PROBLEM TO SOLVE: Below are records. Copy every line with "photos" in it.
++++++++++
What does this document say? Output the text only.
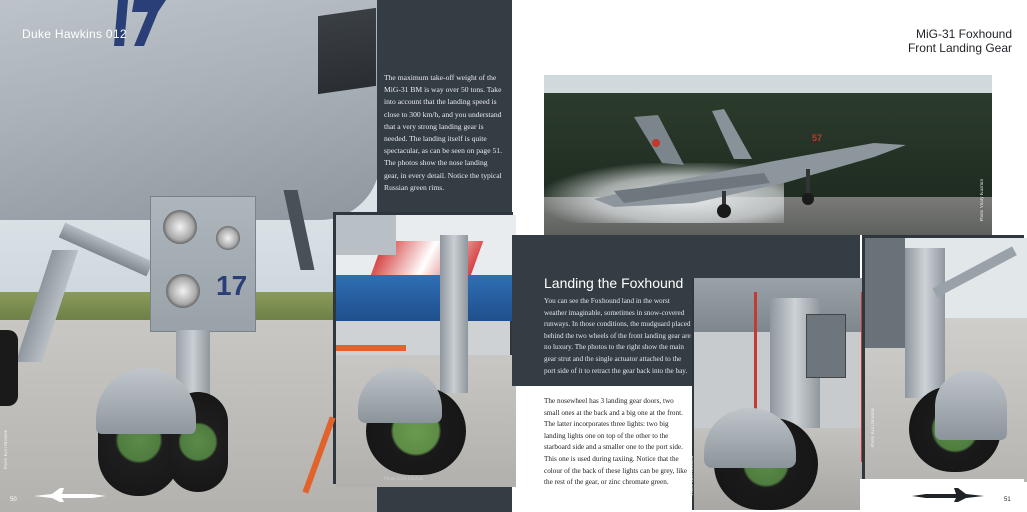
17
Duke Hawkins 012
The maximum take-off weight of the MiG-31 BM is way over 50 tons. Take into account that the landing speed is close to 300 km/h, and you understand that a very strong landing gear is needed. The landing itself is quite spectacular, as can be seen on page 51. The photos show the nose landing gear, in every detail. Notice the typical Russian green rims.
Photo Kiril Mashek
Photo Kiril Mashek
50
MiG-31 Foxhound
Front Landing Gear
57
Photo Vitaly Kuzmin
Landing the Foxhound
You can see the Foxhound land in the worst weather imaginable, sometimes in snow-covered runways. In those conditions, the mudguard placed behind the two wheels of the front landing gear are no luxury. The photos to the right show the main gear strut and the single actuator attached to the port side of it to retract the gear back into the bay.
The nosewheel has 3 landing gear doors, two small ones at the back and a big one at the front. The latter incorporates three lights: two big landing lights one on top of the other to the starboard side and a smaller one to the port side. This one is used during taxiing. Notice that the colour of the back of these lights can be grey, like the rest of the gear, or zinc chromate green.	Photo Kiril Mashek
Photo Kiril Mashek
51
++++++++++
RESPONSE BELOW:
The maximum take-off weight of the MiG-31 BM is way over 50 tons. Take into account that the landing speed is close to 300 km/h, and you understand that a very strong landing gear is needed. The landing itself is quite spectacular, as can be seen on page 51. The photos show the nose landing gear, in every detail. Notice the typical Russian green rims.
You can see the Foxhound land in the worst weather imaginable, sometimes in snow-covered runways. In those conditions, the mudguard placed behind the two wheels of the front landing gear are no luxury. The photos to the right show the main gear strut and the single actuator attached to the port side of it to retract the gear back into the bay.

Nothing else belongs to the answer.